## Entries from a dataset
• • •

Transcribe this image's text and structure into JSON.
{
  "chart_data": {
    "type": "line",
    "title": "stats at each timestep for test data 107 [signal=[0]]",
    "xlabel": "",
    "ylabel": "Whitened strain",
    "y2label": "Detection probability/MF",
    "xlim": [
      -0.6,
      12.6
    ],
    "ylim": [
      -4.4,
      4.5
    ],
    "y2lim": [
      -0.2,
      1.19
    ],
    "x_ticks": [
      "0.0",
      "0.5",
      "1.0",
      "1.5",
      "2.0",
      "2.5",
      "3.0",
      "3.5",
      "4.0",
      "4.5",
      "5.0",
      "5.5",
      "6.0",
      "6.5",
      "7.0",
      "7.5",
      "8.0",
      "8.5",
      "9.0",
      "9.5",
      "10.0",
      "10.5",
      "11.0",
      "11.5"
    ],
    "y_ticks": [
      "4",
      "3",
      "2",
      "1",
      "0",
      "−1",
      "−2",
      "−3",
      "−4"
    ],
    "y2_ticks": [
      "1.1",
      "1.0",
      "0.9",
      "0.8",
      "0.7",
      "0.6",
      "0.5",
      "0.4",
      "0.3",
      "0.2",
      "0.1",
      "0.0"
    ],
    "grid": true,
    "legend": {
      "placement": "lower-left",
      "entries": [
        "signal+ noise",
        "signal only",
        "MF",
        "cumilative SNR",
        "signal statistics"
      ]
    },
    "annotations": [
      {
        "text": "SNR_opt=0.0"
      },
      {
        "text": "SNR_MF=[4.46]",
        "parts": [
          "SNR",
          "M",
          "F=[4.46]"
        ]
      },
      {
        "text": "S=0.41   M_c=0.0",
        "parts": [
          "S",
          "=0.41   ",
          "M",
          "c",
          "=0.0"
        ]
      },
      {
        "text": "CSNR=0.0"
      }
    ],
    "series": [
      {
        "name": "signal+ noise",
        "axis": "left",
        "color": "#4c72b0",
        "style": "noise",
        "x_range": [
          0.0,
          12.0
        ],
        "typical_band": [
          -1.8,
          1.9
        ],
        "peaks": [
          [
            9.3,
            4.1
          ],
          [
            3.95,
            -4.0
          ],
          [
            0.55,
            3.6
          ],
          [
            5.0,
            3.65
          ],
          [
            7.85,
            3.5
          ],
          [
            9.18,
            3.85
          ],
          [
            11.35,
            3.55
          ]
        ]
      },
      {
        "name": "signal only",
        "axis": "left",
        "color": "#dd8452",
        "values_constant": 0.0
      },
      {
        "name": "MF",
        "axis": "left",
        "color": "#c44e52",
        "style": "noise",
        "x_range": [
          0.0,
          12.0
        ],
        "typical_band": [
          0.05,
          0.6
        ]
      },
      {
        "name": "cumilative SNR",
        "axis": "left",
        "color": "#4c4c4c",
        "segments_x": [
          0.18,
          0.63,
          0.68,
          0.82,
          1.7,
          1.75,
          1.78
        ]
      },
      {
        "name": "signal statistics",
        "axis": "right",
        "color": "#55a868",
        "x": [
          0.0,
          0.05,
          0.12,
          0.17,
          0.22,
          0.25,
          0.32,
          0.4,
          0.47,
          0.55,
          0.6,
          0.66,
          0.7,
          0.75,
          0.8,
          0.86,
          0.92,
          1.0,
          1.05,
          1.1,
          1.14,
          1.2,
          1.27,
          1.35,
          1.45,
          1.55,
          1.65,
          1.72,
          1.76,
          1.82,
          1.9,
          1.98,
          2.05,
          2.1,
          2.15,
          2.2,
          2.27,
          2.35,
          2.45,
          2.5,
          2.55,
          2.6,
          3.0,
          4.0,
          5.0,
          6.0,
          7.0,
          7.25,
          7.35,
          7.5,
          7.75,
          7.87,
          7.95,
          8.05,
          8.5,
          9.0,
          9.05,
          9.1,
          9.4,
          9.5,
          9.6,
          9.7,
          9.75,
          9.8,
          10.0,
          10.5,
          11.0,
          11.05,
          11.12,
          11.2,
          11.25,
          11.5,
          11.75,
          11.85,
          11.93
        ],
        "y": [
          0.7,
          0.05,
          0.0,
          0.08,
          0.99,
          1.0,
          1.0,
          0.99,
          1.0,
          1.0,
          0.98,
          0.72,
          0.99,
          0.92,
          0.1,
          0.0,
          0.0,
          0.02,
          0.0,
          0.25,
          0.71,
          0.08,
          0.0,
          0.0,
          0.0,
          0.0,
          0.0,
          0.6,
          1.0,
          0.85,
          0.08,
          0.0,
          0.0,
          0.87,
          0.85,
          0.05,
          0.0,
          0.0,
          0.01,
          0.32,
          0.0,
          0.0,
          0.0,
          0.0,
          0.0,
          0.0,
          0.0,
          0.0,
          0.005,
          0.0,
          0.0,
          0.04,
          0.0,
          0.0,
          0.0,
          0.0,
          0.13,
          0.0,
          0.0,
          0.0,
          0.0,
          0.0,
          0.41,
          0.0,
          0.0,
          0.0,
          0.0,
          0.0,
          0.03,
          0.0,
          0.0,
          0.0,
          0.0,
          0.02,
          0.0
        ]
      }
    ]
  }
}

• • •

## Exercise requirements
In the material above, find each line that contains the word "cumilative", and select it.

## Exercise output
        "cumilative SNR",
        "name": "cumilative SNR",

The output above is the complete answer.